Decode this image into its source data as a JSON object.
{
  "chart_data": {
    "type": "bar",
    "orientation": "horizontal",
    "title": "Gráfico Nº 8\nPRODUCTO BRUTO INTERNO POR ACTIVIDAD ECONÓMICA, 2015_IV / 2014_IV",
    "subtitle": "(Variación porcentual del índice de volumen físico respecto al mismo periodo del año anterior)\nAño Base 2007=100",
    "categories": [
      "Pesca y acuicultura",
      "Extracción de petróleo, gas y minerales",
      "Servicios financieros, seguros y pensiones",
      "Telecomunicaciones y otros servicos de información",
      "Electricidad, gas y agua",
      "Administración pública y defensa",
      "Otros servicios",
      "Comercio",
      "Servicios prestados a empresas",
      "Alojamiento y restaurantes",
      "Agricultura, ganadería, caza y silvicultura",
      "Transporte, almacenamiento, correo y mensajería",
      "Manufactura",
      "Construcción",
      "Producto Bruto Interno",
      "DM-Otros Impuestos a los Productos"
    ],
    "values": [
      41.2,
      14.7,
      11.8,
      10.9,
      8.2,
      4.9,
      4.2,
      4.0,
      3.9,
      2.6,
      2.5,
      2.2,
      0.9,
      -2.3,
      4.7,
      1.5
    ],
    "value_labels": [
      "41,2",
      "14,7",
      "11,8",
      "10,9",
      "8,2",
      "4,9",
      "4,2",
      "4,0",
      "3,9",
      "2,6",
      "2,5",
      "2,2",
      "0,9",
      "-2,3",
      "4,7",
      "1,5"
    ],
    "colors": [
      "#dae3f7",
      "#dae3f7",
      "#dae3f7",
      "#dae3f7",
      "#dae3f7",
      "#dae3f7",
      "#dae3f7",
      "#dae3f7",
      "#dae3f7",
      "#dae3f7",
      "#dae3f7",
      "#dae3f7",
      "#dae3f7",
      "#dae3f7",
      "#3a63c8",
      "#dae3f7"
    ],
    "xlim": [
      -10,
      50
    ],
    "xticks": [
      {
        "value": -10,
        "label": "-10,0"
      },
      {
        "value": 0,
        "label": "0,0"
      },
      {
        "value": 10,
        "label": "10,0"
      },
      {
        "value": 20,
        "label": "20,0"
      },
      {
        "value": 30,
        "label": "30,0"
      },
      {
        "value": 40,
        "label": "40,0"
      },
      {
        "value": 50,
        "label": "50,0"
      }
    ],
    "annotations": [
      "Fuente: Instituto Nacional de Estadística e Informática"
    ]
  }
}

^^^^

■ **Stated problem**: Every line above should be retyped exactly as given.

■ **Exercise response**:
Decode this image into its source data as a JSON object.
{
  "chart_data": {
    "type": "bar",
    "orientation": "horizontal",
    "title": "Gráfico Nº 8\nPRODUCTO BRUTO INTERNO POR ACTIVIDAD ECONÓMICA, 2015_IV / 2014_IV",
    "subtitle": "(Variación porcentual del índice de volumen físico respecto al mismo periodo del año anterior)\nAño Base 2007=100",
    "categories": [
      "Pesca y acuicultura",
      "Extracción de petróleo, gas y minerales",
      "Servicios financieros, seguros y pensiones",
      "Telecomunicaciones y otros servicos de información",
      "Electricidad, gas y agua",
      "Administración pública y defensa",
      "Otros servicios",
      "Comercio",
      "Servicios prestados a empresas",
      "Alojamiento y restaurantes",
      "Agricultura, ganadería, caza y silvicultura",
      "Transporte, almacenamiento, correo y mensajería",
      "Manufactura",
      "Construcción",
      "Producto Bruto Interno",
      "DM-Otros Impuestos a los Productos"
    ],
    "values": [
      41.2,
      14.7,
      11.8,
      10.9,
      8.2,
      4.9,
      4.2,
      4.0,
      3.9,
      2.6,
      2.5,
      2.2,
      0.9,
      -2.3,
      4.7,
      1.5
    ],
    "value_labels": [
      "41,2",
      "14,7",
      "11,8",
      "10,9",
      "8,2",
      "4,9",
      "4,2",
      "4,0",
      "3,9",
      "2,6",
      "2,5",
      "2,2",
      "0,9",
      "-2,3",
      "4,7",
      "1,5"
    ],
    "colors": [
      "#dae3f7",
      "#dae3f7",
      "#dae3f7",
      "#dae3f7",
      "#dae3f7",
      "#dae3f7",
      "#dae3f7",
      "#dae3f7",
      "#dae3f7",
      "#dae3f7",
      "#dae3f7",
      "#dae3f7",
      "#dae3f7",
      "#dae3f7",
      "#3a63c8",
      "#dae3f7"
    ],
    "xlim": [
      -10,
      50
    ],
    "xticks": [
      {
        "value": -10,
        "label": "-10,0"
      },
      {
        "value": 0,
        "label": "0,0"
      },
      {
        "value": 10,
        "label": "10,0"
      },
      {
        "value": 20,
        "label": "20,0"
      },
      {
        "value": 30,
        "label": "30,0"
      },
      {
        "value": 40,
        "label": "40,0"
      },
      {
        "value": 50,
        "label": "50,0"
      }
    ],
    "annotations": [
      "Fuente: Instituto Nacional de Estadística e Informática"
    ]
  }
}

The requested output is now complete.